Aim: Reproduce every line of the listing below word for word, without changing anything.

(Spatial annotation entries)
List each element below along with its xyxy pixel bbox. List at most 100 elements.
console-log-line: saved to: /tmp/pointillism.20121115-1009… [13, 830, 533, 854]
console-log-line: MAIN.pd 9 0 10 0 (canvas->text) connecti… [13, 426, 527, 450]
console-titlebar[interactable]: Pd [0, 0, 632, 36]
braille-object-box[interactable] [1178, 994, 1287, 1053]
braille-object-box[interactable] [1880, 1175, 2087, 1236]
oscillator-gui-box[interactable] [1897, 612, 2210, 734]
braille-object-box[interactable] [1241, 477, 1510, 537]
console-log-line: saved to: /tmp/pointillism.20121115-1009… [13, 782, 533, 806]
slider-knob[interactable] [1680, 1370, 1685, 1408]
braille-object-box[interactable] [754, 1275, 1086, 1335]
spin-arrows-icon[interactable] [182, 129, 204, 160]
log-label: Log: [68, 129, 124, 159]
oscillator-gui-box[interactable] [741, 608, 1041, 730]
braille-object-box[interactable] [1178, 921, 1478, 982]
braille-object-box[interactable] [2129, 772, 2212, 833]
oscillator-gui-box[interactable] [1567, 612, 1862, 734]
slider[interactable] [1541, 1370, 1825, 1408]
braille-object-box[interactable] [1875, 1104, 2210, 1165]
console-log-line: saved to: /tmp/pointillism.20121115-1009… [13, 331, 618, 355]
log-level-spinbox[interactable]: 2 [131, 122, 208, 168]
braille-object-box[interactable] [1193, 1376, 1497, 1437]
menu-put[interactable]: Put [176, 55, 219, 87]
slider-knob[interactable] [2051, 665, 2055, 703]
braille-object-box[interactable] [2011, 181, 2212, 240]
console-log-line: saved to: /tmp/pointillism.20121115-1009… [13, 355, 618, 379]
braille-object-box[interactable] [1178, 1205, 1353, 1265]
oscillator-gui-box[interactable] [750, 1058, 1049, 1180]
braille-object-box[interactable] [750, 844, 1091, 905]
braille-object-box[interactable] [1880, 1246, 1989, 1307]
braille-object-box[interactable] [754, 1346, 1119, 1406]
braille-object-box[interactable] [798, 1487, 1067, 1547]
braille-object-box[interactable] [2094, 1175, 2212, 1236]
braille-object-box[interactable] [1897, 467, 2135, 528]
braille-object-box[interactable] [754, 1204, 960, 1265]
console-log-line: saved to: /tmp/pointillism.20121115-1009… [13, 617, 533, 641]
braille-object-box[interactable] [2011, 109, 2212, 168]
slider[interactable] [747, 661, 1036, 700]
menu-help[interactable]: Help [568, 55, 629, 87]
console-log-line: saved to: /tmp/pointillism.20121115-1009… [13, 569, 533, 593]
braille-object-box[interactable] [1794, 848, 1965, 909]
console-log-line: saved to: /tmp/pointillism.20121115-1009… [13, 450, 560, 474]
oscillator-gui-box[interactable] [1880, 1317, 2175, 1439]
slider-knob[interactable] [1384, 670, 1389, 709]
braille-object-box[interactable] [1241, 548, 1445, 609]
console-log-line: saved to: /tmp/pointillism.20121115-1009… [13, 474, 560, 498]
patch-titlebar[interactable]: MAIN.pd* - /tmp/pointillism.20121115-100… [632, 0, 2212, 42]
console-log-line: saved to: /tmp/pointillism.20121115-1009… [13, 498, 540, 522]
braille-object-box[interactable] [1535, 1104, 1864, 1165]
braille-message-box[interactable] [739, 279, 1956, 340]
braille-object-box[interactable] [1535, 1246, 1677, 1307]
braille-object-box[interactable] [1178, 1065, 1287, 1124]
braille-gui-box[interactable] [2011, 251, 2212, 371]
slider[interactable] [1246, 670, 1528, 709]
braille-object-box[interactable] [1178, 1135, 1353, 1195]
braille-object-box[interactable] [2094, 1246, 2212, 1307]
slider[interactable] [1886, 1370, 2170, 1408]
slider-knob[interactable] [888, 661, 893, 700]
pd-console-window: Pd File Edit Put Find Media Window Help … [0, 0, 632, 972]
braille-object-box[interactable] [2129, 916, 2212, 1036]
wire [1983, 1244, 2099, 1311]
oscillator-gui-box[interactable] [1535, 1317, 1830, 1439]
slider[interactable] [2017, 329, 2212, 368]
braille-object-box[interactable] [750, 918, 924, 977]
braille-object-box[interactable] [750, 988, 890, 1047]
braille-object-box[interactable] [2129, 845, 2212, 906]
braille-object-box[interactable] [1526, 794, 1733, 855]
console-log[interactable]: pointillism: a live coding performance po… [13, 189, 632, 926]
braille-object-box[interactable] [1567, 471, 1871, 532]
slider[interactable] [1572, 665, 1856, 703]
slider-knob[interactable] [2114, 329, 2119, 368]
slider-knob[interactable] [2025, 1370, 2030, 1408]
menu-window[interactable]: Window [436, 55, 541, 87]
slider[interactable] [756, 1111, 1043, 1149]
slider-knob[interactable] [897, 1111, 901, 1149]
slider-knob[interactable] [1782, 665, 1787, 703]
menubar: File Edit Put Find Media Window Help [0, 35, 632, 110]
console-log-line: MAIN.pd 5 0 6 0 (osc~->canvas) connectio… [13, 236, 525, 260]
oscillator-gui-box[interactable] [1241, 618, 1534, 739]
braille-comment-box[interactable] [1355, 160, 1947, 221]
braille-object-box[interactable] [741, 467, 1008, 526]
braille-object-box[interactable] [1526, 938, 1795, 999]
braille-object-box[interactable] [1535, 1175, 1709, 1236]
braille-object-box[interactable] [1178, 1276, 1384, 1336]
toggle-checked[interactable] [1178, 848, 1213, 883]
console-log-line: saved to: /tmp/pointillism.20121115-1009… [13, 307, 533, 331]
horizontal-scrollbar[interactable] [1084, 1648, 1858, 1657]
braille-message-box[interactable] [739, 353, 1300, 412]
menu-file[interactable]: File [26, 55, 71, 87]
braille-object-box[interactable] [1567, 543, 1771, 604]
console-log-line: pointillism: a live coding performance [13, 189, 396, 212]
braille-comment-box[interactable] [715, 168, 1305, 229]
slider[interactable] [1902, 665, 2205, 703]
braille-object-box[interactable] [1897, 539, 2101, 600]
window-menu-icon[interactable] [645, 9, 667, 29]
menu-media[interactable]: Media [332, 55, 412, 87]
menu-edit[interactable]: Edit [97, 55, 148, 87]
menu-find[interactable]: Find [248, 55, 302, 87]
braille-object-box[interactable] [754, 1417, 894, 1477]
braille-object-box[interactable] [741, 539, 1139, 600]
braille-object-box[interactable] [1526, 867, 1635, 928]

Correct result:
List each element below along with its xyxy pixel bbox. List at most 100 elements.
console-log-line: saved to: /tmp/pointillism.20121115-1009… [13, 830, 533, 854]
console-log-line: MAIN.pd 9 0 10 0 (canvas->text) connecti… [13, 426, 527, 450]
console-titlebar[interactable]: Pd [0, 0, 632, 36]
braille-object-box[interactable] [1178, 994, 1287, 1053]
braille-object-box[interactable] [1880, 1175, 2087, 1236]
oscillator-gui-box[interactable] [1897, 612, 2210, 734]
braille-object-box[interactable] [1241, 477, 1510, 537]
console-log-line: saved to: /tmp/pointillism.20121115-1009… [13, 782, 533, 806]
slider-knob[interactable] [1680, 1370, 1685, 1408]
braille-object-box[interactable] [754, 1275, 1086, 1335]
spin-arrows-icon[interactable] [182, 129, 204, 160]
log-label: Log: [68, 129, 124, 159]
oscillator-gui-box[interactable] [741, 608, 1041, 730]
braille-object-box[interactable] [1178, 921, 1478, 982]
braille-object-box[interactable] [2129, 772, 2212, 833]
oscillator-gui-box[interactable] [1567, 612, 1862, 734]
slider[interactable] [1541, 1370, 1825, 1408]
braille-object-box[interactable] [1875, 1104, 2210, 1165]
console-log-line: saved to: /tmp/pointillism.20121115-1009… [13, 331, 618, 355]
log-level-spinbox[interactable]: 2 [131, 122, 208, 168]
braille-object-box[interactable] [1193, 1376, 1497, 1437]
menu-put[interactable]: Put [176, 55, 219, 87]
slider-knob[interactable] [2051, 665, 2055, 703]
braille-object-box[interactable] [2011, 181, 2212, 240]
console-log-line: saved to: /tmp/pointillism.20121115-1009… [13, 355, 618, 379]
braille-object-box[interactable] [1178, 1205, 1353, 1265]
oscillator-gui-box[interactable] [750, 1058, 1049, 1180]
braille-object-box[interactable] [750, 844, 1091, 905]
braille-object-box[interactable] [1880, 1246, 1989, 1307]
braille-object-box[interactable] [754, 1346, 1119, 1406]
braille-object-box[interactable] [798, 1487, 1067, 1547]
braille-object-box[interactable] [2094, 1175, 2212, 1236]
braille-object-box[interactable] [1897, 467, 2135, 528]
braille-object-box[interactable] [754, 1204, 960, 1265]
console-log-line: saved to: /tmp/pointillism.20121115-1009… [13, 617, 533, 641]
braille-object-box[interactable] [2011, 109, 2212, 168]
slider[interactable] [747, 661, 1036, 700]
menu-help[interactable]: Help [568, 55, 629, 87]
console-log-line: saved to: /tmp/pointillism.20121115-1009… [13, 569, 533, 593]
braille-object-box[interactable] [1794, 848, 1965, 909]
console-log-line: saved to: /tmp/pointillism.20121115-1009… [13, 450, 560, 474]
oscillator-gui-box[interactable] [1880, 1317, 2175, 1439]
slider-knob[interactable] [1384, 670, 1389, 709]
braille-object-box[interactable] [1241, 548, 1445, 609]
console-log-line: saved to: /tmp/pointillism.20121115-1009… [13, 474, 560, 498]
patch-titlebar[interactable]: MAIN.pd* - /tmp/pointillism.20121115-100… [632, 0, 2212, 42]
console-log-line: saved to: /tmp/pointillism.20121115-1009… [13, 498, 540, 522]
braille-object-box[interactable] [1535, 1104, 1864, 1165]
braille-message-box[interactable] [739, 279, 1956, 340]
braille-object-box[interactable] [1535, 1246, 1677, 1307]
braille-object-box[interactable] [1178, 1065, 1287, 1124]
braille-gui-box[interactable] [2011, 251, 2212, 371]
slider[interactable] [1246, 670, 1528, 709]
braille-object-box[interactable] [1178, 1135, 1353, 1195]
braille-object-box[interactable] [2094, 1246, 2212, 1307]
slider[interactable] [1886, 1370, 2170, 1408]
slider-knob[interactable] [888, 661, 893, 700]
pd-console-window: Pd File Edit Put Find Media Window Help … [0, 0, 632, 972]
braille-object-box[interactable] [2129, 916, 2212, 1036]
wire [1983, 1244, 2099, 1311]
oscillator-gui-box[interactable] [1535, 1317, 1830, 1439]
slider[interactable] [2017, 329, 2212, 368]
braille-object-box[interactable] [750, 918, 924, 977]
braille-object-box[interactable] [750, 988, 890, 1047]
braille-object-box[interactable] [2129, 845, 2212, 906]
braille-object-box[interactable] [1526, 794, 1733, 855]
console-log[interactable]: pointillism: a live coding performance po… [13, 189, 632, 926]
braille-object-box[interactable] [1567, 471, 1871, 532]
slider[interactable] [1572, 665, 1856, 703]
slider-knob[interactable] [2114, 329, 2119, 368]
slider-knob[interactable] [2025, 1370, 2030, 1408]
menu-window[interactable]: Window [436, 55, 541, 87]
slider[interactable] [756, 1111, 1043, 1149]
slider-knob[interactable] [897, 1111, 901, 1149]
slider-knob[interactable] [1782, 665, 1787, 703]
menubar: File Edit Put Find Media Window Help [0, 35, 632, 110]
console-log-line: MAIN.pd 5 0 6 0 (osc~->canvas) connectio… [13, 236, 525, 260]
oscillator-gui-box[interactable] [1241, 618, 1534, 739]
braille-comment-box[interactable] [1355, 160, 1947, 221]
braille-object-box[interactable] [741, 467, 1008, 526]
braille-object-box[interactable] [1526, 938, 1795, 999]
braille-object-box[interactable] [1535, 1175, 1709, 1236]
braille-object-box[interactable] [1178, 1276, 1384, 1336]
toggle-checked[interactable] [1178, 848, 1213, 883]
console-log-line: saved to: /tmp/pointillism.20121115-1009… [13, 307, 533, 331]
horizontal-scrollbar[interactable] [1084, 1648, 1858, 1657]
braille-message-box[interactable] [739, 353, 1300, 412]
menu-file[interactable]: File [26, 55, 71, 87]
braille-object-box[interactable] [1567, 543, 1771, 604]
console-log-line: pointillism: a live coding performance [13, 189, 396, 212]
braille-comment-box[interactable] [715, 168, 1305, 229]
slider[interactable] [1902, 665, 2205, 703]
braille-object-box[interactable] [1897, 539, 2101, 600]
window-menu-icon[interactable] [645, 9, 667, 29]
menu-media[interactable]: Media [332, 55, 412, 87]
menu-edit[interactable]: Edit [97, 55, 148, 87]
menu-find[interactable]: Find [248, 55, 302, 87]
braille-object-box[interactable] [754, 1417, 894, 1477]
braille-object-box[interactable] [741, 539, 1139, 600]
braille-object-box[interactable] [1526, 867, 1635, 928]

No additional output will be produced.